Task directions:
Take each line containing the word "CARTERA" and copy it.
── Material supplied
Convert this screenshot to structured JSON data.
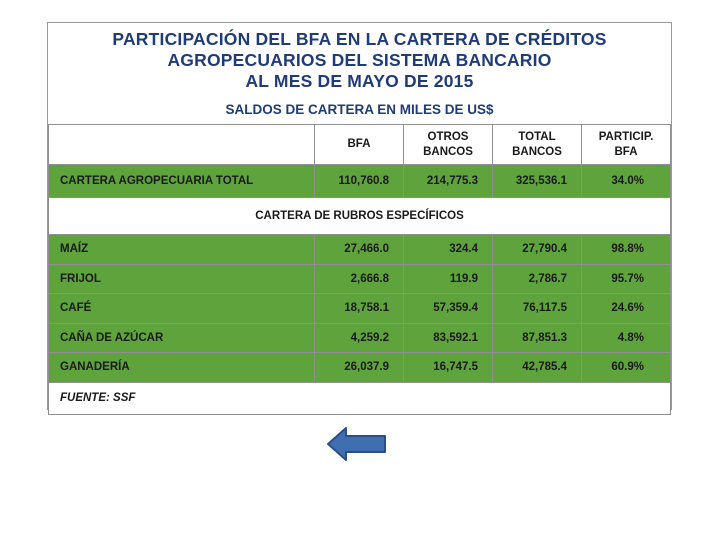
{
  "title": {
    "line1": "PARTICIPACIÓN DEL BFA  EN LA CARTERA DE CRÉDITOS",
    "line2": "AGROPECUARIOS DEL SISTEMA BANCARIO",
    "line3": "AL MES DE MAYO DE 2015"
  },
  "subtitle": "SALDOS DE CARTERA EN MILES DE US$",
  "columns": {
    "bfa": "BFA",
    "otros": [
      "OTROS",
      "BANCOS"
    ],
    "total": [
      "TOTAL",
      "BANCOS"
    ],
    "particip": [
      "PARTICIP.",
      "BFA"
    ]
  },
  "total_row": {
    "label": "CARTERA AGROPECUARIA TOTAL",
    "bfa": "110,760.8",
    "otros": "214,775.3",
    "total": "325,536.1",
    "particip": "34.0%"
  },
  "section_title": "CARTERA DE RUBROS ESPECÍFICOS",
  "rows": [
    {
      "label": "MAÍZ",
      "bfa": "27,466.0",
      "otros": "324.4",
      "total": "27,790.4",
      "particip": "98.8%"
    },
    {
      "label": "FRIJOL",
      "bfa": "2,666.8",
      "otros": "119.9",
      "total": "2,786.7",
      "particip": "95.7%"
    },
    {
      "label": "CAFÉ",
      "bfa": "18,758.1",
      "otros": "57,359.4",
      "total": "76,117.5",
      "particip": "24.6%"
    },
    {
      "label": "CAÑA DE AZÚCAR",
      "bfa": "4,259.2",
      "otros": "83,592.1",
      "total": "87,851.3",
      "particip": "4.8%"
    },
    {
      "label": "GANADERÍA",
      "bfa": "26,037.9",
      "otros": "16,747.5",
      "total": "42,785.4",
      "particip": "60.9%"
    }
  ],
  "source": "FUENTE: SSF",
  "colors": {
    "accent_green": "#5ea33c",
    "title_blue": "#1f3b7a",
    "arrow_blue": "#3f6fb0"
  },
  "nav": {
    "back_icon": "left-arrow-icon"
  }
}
────
Task result:
    "line1": "PARTICIPACIÓN DEL BFA  EN LA CARTERA DE CRÉDITOS",
  "subtitle": "SALDOS DE CARTERA EN MILES DE US$",
    "label": "CARTERA AGROPECUARIA TOTAL",
  "section_title": "CARTERA DE RUBROS ESPECÍFICOS",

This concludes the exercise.